Materials provided
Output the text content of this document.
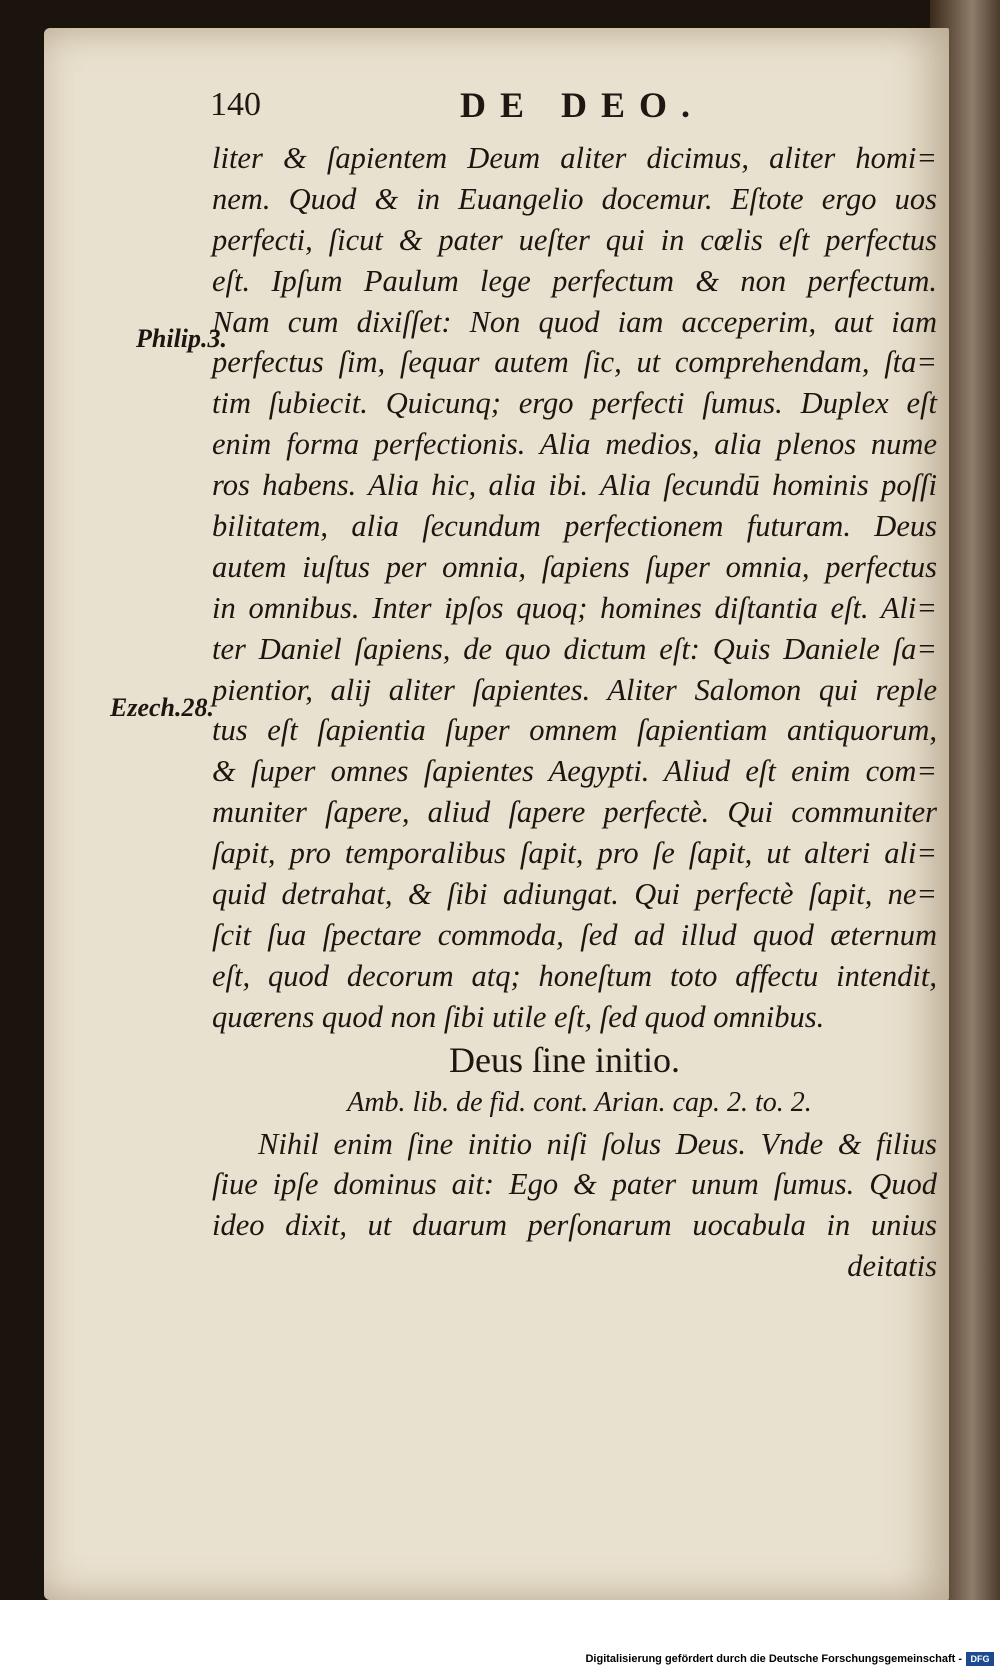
140	DE DEO.
Philip.3.
Ezech.28.
liter & ſapientem Deum aliter dicimus, aliter homi=
nem. Quod & in Euangelio docemur. Eſtote ergo uos
perfecti, ſicut & pater ueſter qui in cœlis eſt perfectus
eſt. Ipſum Paulum lege perfectum & non perfectum.
Nam cum dixiſſet: Non quod iam acceperim, aut iam
perfectus ſim, ſequar autem ſic, ut comprehendam, ſta=
tim ſubiecit. Quicunq; ergo perfecti ſumus. Duplex eſt
enim forma perfectionis. Alia medios, alia plenos nume
ros habens. Alia hic, alia ibi. Alia ſecundū hominis poſſi
bilitatem, alia ſecundum perfectionem futuram. Deus
autem iuſtus per omnia, ſapiens ſuper omnia, perfectus
in omnibus. Inter ipſos quoq; homines diſtantia eſt. Ali=
ter Daniel ſapiens, de quo dictum eſt: Quis Daniele ſa=
pientior, alij aliter ſapientes. Aliter Salomon qui reple
tus eſt ſapientia ſuper omnem ſapientiam antiquorum,
& ſuper omnes ſapientes Aegypti. Aliud eſt enim com=
muniter ſapere, aliud ſapere perfectè. Qui communiter
ſapit, pro temporalibus ſapit, pro ſe ſapit, ut alteri ali=
quid detrahat, & ſibi adiungat. Qui perfectè ſapit, ne=
ſcit ſua ſpectare commoda, ſed ad illud quod æternum
eſt, quod decorum atq; honeſtum toto affectu intendit,
quærens quod non ſibi utile eſt, ſed quod omnibus.
Deus ſine initio.
Amb. lib. de fid. cont. Arian. cap. 2. to. 2.
Nihil enim ſine initio niſi ſolus Deus. Vnde & filius
ſiue ipſe dominus ait: Ego & pater unum ſumus. Quod
ideo dixit, ut duarum perſonarum uocabula in unius
deitatis
Digitalisierung gefördert durch die Deutsche Forschungsgemeinschaft - DFG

Exercise objective
Show, from the listing above, each line that contains the word "perfectè".

Finished task
muniter ſapere, aliud ſapere perfectè. Qui communiter
quid detrahat, & ſibi adiungat. Qui perfectè ſapit, ne=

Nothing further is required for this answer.